**TASK MATERIAL:**
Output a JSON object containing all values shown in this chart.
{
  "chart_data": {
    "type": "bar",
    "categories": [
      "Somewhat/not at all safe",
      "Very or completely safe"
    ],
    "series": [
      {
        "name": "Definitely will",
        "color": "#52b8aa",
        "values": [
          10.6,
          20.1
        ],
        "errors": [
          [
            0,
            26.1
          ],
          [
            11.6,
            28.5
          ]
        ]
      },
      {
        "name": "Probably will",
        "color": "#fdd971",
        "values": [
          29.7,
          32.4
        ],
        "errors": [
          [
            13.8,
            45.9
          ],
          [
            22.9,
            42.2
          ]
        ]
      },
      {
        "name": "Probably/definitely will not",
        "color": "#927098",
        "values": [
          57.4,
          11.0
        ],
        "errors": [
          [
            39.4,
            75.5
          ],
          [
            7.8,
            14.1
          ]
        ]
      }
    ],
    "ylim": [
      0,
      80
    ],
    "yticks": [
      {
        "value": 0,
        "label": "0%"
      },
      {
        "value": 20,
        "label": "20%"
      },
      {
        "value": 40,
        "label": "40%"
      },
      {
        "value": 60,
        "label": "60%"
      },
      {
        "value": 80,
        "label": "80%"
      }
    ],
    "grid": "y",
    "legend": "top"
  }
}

**SET EXERCISE:** Copy every line of the records word for word.

**FINISHED EXERCISE:**
Output a JSON object containing all values shown in this chart.
{
  "chart_data": {
    "type": "bar",
    "categories": [
      "Somewhat/not at all safe",
      "Very or completely safe"
    ],
    "series": [
      {
        "name": "Definitely will",
        "color": "#52b8aa",
        "values": [
          10.6,
          20.1
        ],
        "errors": [
          [
            0,
            26.1
          ],
          [
            11.6,
            28.5
          ]
        ]
      },
      {
        "name": "Probably will",
        "color": "#fdd971",
        "values": [
          29.7,
          32.4
        ],
        "errors": [
          [
            13.8,
            45.9
          ],
          [
            22.9,
            42.2
          ]
        ]
      },
      {
        "name": "Probably/definitely will not",
        "color": "#927098",
        "values": [
          57.4,
          11.0
        ],
        "errors": [
          [
            39.4,
            75.5
          ],
          [
            7.8,
            14.1
          ]
        ]
      }
    ],
    "ylim": [
      0,
      80
    ],
    "yticks": [
      {
        "value": 0,
        "label": "0%"
      },
      {
        "value": 20,
        "label": "20%"
      },
      {
        "value": 40,
        "label": "40%"
      },
      {
        "value": 60,
        "label": "60%"
      },
      {
        "value": 80,
        "label": "80%"
      }
    ],
    "grid": "y",
    "legend": "top"
  }
}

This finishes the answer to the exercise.